■ JOB
Please copy all the lines that follow, word for word.

## START

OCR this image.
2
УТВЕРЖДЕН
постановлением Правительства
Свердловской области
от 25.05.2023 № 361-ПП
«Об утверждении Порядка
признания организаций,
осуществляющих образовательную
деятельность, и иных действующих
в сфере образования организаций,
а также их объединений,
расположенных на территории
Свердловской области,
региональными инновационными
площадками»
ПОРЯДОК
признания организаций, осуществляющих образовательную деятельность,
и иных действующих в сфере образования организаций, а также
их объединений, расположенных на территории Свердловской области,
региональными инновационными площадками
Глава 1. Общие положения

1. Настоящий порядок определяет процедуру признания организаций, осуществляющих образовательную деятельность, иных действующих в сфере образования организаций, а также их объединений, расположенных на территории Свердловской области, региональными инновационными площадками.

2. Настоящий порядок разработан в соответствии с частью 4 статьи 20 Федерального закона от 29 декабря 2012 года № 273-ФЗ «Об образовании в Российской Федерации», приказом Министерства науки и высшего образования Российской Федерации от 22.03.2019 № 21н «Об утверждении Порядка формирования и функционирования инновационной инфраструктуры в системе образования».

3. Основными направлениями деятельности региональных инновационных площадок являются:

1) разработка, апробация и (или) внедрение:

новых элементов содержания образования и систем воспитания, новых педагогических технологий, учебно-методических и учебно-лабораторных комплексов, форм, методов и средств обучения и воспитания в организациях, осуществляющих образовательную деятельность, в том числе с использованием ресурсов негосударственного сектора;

## END

■ THE RESULT
OCR this image.
2
УТВЕРЖДЕН
постановлением Правительства
Свердловской области
от 25.05.2023 № 361-ПП
«Об утверждении Порядка
признания организаций,
осуществляющих образовательную
деятельность, и иных действующих
в сфере образования организаций,
а также их объединений,
расположенных на территории
Свердловской области,
региональными инновационными
площадками»
ПОРЯДОК
признания организаций, осуществляющих образовательную деятельность,
и иных действующих в сфере образования организаций, а также
их объединений, расположенных на территории Свердловской области,
региональными инновационными площадками
Глава 1. Общие положения

1. Настоящий порядок определяет процедуру признания организаций, осуществляющих образовательную деятельность, иных действующих в сфере образования организаций, а также их объединений, расположенных на территории Свердловской области, региональными инновационными площадками.

2. Настоящий порядок разработан в соответствии с частью 4 статьи 20 Федерального закона от 29 декабря 2012 года № 273-ФЗ «Об образовании в Российской Федерации», приказом Министерства науки и высшего образования Российской Федерации от 22.03.2019 № 21н «Об утверждении Порядка формирования и функционирования инновационной инфраструктуры в системе образования».

3. Основными направлениями деятельности региональных инновационных площадок являются:

1) разработка, апробация и (или) внедрение:

новых элементов содержания образования и систем воспитания, новых педагогических технологий, учебно-методических и учебно-лабораторных комплексов, форм, методов и средств обучения и воспитания в организациях, осуществляющих образовательную деятельность, в том числе с использованием ресурсов негосударственного сектора;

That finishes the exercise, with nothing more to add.